THE TASK: Each record below should be repeated precisely as written.

Data entries
— begin —

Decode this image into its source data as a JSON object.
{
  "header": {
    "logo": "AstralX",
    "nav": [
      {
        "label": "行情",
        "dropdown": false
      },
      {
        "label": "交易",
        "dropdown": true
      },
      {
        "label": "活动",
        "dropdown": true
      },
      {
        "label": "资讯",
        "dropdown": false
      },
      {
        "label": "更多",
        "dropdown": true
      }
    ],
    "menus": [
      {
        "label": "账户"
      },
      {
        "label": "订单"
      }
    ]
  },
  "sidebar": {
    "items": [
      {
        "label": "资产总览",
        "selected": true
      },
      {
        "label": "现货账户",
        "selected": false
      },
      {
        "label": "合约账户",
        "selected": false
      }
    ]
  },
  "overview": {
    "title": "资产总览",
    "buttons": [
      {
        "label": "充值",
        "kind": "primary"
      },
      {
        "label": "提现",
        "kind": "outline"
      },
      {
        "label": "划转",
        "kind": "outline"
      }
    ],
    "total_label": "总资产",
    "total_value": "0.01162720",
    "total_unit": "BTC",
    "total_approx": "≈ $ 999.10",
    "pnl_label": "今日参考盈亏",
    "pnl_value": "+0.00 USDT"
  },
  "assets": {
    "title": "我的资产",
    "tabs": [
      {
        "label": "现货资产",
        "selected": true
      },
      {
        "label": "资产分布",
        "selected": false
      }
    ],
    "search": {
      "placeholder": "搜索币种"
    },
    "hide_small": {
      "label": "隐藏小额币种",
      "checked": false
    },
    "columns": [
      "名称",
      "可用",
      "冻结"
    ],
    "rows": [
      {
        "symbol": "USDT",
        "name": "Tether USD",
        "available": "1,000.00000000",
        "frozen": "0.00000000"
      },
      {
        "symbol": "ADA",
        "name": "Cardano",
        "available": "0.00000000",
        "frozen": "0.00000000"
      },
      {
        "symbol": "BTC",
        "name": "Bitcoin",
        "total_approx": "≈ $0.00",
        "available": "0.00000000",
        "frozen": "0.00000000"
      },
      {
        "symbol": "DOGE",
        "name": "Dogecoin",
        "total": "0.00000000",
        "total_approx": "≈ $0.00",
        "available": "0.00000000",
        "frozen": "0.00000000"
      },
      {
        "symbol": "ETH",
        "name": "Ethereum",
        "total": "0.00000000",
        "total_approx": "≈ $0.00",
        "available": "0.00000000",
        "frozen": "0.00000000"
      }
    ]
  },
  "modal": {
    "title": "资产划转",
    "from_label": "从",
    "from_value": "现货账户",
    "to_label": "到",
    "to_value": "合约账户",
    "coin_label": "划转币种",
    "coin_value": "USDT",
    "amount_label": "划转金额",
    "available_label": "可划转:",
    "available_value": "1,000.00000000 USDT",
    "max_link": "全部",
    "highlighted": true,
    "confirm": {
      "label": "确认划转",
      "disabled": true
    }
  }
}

— end —

REPLY TO THE TASK:
Decode this image into its source data as a JSON object.
{
  "header": {
    "logo": "AstralX",
    "nav": [
      {
        "label": "行情",
        "dropdown": false
      },
      {
        "label": "交易",
        "dropdown": true
      },
      {
        "label": "活动",
        "dropdown": true
      },
      {
        "label": "资讯",
        "dropdown": false
      },
      {
        "label": "更多",
        "dropdown": true
      }
    ],
    "menus": [
      {
        "label": "账户"
      },
      {
        "label": "订单"
      }
    ]
  },
  "sidebar": {
    "items": [
      {
        "label": "资产总览",
        "selected": true
      },
      {
        "label": "现货账户",
        "selected": false
      },
      {
        "label": "合约账户",
        "selected": false
      }
    ]
  },
  "overview": {
    "title": "资产总览",
    "buttons": [
      {
        "label": "充值",
        "kind": "primary"
      },
      {
        "label": "提现",
        "kind": "outline"
      },
      {
        "label": "划转",
        "kind": "outline"
      }
    ],
    "total_label": "总资产",
    "total_value": "0.01162720",
    "total_unit": "BTC",
    "total_approx": "≈ $ 999.10",
    "pnl_label": "今日参考盈亏",
    "pnl_value": "+0.00 USDT"
  },
  "assets": {
    "title": "我的资产",
    "tabs": [
      {
        "label": "现货资产",
        "selected": true
      },
      {
        "label": "资产分布",
        "selected": false
      }
    ],
    "search": {
      "placeholder": "搜索币种"
    },
    "hide_small": {
      "label": "隐藏小额币种",
      "checked": false
    },
    "columns": [
      "名称",
      "可用",
      "冻结"
    ],
    "rows": [
      {
        "symbol": "USDT",
        "name": "Tether USD",
        "available": "1,000.00000000",
        "frozen": "0.00000000"
      },
      {
        "symbol": "ADA",
        "name": "Cardano",
        "available": "0.00000000",
        "frozen": "0.00000000"
      },
      {
        "symbol": "BTC",
        "name": "Bitcoin",
        "total_approx": "≈ $0.00",
        "available": "0.00000000",
        "frozen": "0.00000000"
      },
      {
        "symbol": "DOGE",
        "name": "Dogecoin",
        "total": "0.00000000",
        "total_approx": "≈ $0.00",
        "available": "0.00000000",
        "frozen": "0.00000000"
      },
      {
        "symbol": "ETH",
        "name": "Ethereum",
        "total": "0.00000000",
        "total_approx": "≈ $0.00",
        "available": "0.00000000",
        "frozen": "0.00000000"
      }
    ]
  },
  "modal": {
    "title": "资产划转",
    "from_label": "从",
    "from_value": "现货账户",
    "to_label": "到",
    "to_value": "合约账户",
    "coin_label": "划转币种",
    "coin_value": "USDT",
    "amount_label": "划转金额",
    "available_label": "可划转:",
    "available_value": "1,000.00000000 USDT",
    "max_link": "全部",
    "highlighted": true,
    "confirm": {
      "label": "确认划转",
      "disabled": true
    }
  }
}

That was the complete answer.